## WHAT NEEDS TO BE DONE:
Extract from the listing each line in which the word "μερικῶν" appears.

Source records:
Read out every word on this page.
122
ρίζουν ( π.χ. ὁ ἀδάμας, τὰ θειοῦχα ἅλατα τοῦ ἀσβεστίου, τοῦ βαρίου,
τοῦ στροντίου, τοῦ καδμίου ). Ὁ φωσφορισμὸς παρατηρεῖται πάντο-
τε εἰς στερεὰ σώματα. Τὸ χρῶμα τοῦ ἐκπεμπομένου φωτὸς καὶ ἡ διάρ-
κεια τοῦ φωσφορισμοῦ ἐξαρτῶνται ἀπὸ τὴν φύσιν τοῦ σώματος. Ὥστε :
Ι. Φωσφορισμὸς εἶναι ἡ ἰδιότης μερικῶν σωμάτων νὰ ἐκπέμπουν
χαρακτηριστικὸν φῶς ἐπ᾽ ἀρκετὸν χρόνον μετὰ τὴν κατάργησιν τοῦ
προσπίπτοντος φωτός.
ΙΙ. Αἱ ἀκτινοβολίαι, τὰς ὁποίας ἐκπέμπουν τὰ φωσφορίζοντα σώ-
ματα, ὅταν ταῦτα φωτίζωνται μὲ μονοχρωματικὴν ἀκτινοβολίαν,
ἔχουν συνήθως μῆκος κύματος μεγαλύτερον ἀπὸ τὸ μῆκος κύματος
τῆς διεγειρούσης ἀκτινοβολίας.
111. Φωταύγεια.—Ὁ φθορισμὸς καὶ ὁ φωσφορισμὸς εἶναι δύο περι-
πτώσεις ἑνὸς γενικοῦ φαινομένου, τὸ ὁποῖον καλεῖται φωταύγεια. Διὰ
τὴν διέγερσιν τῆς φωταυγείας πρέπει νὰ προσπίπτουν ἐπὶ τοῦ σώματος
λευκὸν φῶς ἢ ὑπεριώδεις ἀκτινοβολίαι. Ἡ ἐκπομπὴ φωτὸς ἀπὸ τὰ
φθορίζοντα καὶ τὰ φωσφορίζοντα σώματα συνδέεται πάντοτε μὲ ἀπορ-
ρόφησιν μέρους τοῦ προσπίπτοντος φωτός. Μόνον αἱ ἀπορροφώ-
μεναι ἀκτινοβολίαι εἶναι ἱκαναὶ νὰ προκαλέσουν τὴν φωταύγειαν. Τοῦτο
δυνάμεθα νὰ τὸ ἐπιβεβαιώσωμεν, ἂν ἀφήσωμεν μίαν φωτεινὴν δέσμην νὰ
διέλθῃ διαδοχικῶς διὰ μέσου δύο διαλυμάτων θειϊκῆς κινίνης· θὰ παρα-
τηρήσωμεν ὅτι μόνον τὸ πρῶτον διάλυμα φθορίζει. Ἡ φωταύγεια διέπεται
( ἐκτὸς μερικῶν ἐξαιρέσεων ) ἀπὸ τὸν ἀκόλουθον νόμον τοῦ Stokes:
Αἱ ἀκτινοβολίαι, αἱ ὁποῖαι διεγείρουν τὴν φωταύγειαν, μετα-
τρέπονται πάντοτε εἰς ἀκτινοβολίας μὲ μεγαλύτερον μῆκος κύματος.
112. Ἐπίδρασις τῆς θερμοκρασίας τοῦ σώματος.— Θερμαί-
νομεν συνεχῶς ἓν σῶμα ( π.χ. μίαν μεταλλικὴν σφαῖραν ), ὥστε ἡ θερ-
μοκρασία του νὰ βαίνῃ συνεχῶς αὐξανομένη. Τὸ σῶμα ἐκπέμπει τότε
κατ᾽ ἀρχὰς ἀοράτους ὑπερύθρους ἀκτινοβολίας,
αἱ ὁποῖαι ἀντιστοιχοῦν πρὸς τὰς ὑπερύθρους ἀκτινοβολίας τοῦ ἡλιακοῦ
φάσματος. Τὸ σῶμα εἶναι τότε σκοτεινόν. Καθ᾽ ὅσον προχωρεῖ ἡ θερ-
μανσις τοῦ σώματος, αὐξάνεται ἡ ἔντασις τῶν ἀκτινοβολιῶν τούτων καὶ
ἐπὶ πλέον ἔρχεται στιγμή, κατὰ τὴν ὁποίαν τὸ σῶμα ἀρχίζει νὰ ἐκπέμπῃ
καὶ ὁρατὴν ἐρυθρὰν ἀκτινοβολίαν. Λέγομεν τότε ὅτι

## REPLY TO THE EXERCISE:
Ι. Φωσφορισμὸς εἶναι ἡ ἰδιότης μερικῶν σωμάτων νὰ ἐκπέμπουν
( ἐκτὸς μερικῶν ἐξαιρέσεων ) ἀπὸ τὸν ἀκόλουθον νόμον τοῦ Stokes:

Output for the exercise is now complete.